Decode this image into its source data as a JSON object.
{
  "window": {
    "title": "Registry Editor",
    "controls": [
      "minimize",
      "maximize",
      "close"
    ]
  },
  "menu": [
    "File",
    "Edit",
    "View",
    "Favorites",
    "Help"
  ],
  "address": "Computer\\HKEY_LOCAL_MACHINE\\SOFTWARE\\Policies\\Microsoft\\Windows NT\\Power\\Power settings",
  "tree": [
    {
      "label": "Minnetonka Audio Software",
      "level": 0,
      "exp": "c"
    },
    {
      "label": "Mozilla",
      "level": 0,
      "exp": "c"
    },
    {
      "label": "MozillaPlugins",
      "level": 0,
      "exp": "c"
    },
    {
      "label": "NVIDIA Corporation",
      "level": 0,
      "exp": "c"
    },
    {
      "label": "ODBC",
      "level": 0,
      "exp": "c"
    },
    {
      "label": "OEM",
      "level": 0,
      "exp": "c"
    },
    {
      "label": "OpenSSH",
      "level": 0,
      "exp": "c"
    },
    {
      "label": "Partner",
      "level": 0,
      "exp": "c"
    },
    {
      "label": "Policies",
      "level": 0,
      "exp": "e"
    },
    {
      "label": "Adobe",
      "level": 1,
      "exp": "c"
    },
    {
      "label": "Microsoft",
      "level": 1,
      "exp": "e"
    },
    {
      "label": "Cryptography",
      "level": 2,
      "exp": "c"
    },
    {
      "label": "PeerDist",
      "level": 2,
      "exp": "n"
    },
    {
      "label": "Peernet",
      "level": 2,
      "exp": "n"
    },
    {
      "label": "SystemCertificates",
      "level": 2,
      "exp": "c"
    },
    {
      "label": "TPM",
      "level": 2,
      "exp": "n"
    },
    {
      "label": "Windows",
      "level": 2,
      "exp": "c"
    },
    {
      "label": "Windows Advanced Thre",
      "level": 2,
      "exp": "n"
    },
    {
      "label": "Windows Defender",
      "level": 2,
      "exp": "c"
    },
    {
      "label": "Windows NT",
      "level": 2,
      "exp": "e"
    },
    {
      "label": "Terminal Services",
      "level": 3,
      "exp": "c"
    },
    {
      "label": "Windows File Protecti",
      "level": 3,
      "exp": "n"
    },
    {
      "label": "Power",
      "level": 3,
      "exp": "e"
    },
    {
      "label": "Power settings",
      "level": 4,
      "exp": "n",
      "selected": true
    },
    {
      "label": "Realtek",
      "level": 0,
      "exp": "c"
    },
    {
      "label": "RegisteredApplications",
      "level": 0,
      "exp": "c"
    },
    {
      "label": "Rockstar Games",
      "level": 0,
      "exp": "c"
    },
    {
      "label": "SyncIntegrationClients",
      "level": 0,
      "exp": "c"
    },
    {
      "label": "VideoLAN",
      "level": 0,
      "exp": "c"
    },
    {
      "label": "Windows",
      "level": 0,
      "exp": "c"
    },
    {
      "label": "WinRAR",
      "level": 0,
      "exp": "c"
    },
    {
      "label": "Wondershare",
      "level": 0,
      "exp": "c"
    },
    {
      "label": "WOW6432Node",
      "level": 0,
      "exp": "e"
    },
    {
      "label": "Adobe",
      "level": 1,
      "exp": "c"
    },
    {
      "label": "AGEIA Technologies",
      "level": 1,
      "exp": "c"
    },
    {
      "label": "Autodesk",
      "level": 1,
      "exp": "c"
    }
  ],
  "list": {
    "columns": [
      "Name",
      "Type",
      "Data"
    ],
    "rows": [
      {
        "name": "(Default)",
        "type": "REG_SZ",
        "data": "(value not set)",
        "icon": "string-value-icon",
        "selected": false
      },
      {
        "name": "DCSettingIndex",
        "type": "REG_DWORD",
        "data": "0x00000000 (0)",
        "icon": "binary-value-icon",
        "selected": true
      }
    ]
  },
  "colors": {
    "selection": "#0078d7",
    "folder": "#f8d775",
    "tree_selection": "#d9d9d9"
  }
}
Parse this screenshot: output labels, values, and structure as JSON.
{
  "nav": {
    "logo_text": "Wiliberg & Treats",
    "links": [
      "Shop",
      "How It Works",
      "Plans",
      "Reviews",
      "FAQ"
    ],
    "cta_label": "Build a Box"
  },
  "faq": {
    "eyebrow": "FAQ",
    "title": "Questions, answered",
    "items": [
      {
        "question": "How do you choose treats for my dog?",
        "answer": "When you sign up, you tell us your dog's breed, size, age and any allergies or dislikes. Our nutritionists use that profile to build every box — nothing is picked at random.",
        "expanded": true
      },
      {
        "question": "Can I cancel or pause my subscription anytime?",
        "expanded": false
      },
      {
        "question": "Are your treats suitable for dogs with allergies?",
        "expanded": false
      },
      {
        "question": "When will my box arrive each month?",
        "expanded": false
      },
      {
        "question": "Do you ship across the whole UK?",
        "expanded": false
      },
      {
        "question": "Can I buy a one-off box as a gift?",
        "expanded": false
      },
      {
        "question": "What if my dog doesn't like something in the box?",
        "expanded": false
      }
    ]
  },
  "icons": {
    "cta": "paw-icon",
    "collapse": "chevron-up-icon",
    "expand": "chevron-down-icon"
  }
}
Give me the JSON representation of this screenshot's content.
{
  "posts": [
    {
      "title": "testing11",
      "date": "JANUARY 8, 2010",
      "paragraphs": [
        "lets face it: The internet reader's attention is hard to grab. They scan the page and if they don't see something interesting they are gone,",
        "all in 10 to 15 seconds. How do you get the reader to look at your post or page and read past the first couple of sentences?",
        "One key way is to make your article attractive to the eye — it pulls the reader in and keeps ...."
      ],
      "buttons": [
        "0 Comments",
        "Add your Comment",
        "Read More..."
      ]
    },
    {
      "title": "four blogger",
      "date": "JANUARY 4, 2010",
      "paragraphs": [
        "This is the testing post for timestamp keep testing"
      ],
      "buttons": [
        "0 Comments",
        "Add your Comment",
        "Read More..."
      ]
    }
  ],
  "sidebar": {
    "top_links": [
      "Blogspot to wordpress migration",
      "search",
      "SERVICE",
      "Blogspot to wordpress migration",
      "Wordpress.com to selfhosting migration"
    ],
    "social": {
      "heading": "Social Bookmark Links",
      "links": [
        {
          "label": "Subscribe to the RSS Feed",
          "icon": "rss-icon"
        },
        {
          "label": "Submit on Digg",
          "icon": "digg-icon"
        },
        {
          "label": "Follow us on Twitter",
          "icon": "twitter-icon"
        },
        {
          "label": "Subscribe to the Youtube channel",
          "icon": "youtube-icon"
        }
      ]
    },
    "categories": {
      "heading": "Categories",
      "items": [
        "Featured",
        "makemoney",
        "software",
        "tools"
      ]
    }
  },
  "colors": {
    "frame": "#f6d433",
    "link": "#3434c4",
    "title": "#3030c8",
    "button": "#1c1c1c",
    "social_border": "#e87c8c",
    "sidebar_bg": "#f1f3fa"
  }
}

» **PROBLEM DETAILS**
Report the number of lines in the entries above that include the word "Policies" and add nothing to it.

» **CORRECT RESPONSE**
2